[Records from a collection of figures]
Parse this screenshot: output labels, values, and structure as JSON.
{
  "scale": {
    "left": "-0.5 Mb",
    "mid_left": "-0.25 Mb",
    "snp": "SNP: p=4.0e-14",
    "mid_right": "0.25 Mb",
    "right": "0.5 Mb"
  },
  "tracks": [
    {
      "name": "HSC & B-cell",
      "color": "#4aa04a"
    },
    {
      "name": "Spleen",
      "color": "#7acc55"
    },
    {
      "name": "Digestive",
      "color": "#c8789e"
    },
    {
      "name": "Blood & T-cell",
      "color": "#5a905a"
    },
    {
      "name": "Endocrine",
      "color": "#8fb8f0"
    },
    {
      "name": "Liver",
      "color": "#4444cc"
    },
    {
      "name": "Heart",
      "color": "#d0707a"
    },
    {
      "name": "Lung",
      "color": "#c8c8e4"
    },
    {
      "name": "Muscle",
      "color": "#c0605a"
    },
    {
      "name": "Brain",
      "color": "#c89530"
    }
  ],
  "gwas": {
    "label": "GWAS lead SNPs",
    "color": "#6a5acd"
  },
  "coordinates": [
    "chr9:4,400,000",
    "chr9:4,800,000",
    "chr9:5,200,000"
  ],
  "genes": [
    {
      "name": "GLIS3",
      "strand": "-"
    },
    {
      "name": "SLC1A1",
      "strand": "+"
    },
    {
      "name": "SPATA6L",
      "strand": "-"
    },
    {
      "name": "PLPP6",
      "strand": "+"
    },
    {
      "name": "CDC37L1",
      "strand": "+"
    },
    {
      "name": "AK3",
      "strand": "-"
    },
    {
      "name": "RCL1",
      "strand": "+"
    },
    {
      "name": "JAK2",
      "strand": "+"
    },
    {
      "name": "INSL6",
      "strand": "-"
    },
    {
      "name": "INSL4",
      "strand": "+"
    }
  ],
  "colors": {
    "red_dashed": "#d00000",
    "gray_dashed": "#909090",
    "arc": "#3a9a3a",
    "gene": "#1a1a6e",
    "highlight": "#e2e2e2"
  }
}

YOUR TASK: All of the lines above should be returned exactly as written.

SOLUTION TO THE PROBLEM:
Parse this screenshot: output labels, values, and structure as JSON.
{
  "scale": {
    "left": "-0.5 Mb",
    "mid_left": "-0.25 Mb",
    "snp": "SNP: p=4.0e-14",
    "mid_right": "0.25 Mb",
    "right": "0.5 Mb"
  },
  "tracks": [
    {
      "name": "HSC & B-cell",
      "color": "#4aa04a"
    },
    {
      "name": "Spleen",
      "color": "#7acc55"
    },
    {
      "name": "Digestive",
      "color": "#c8789e"
    },
    {
      "name": "Blood & T-cell",
      "color": "#5a905a"
    },
    {
      "name": "Endocrine",
      "color": "#8fb8f0"
    },
    {
      "name": "Liver",
      "color": "#4444cc"
    },
    {
      "name": "Heart",
      "color": "#d0707a"
    },
    {
      "name": "Lung",
      "color": "#c8c8e4"
    },
    {
      "name": "Muscle",
      "color": "#c0605a"
    },
    {
      "name": "Brain",
      "color": "#c89530"
    }
  ],
  "gwas": {
    "label": "GWAS lead SNPs",
    "color": "#6a5acd"
  },
  "coordinates": [
    "chr9:4,400,000",
    "chr9:4,800,000",
    "chr9:5,200,000"
  ],
  "genes": [
    {
      "name": "GLIS3",
      "strand": "-"
    },
    {
      "name": "SLC1A1",
      "strand": "+"
    },
    {
      "name": "SPATA6L",
      "strand": "-"
    },
    {
      "name": "PLPP6",
      "strand": "+"
    },
    {
      "name": "CDC37L1",
      "strand": "+"
    },
    {
      "name": "AK3",
      "strand": "-"
    },
    {
      "name": "RCL1",
      "strand": "+"
    },
    {
      "name": "JAK2",
      "strand": "+"
    },
    {
      "name": "INSL6",
      "strand": "-"
    },
    {
      "name": "INSL4",
      "strand": "+"
    }
  ],
  "colors": {
    "red_dashed": "#d00000",
    "gray_dashed": "#909090",
    "arc": "#3a9a3a",
    "gene": "#1a1a6e",
    "highlight": "#e2e2e2"
  }
}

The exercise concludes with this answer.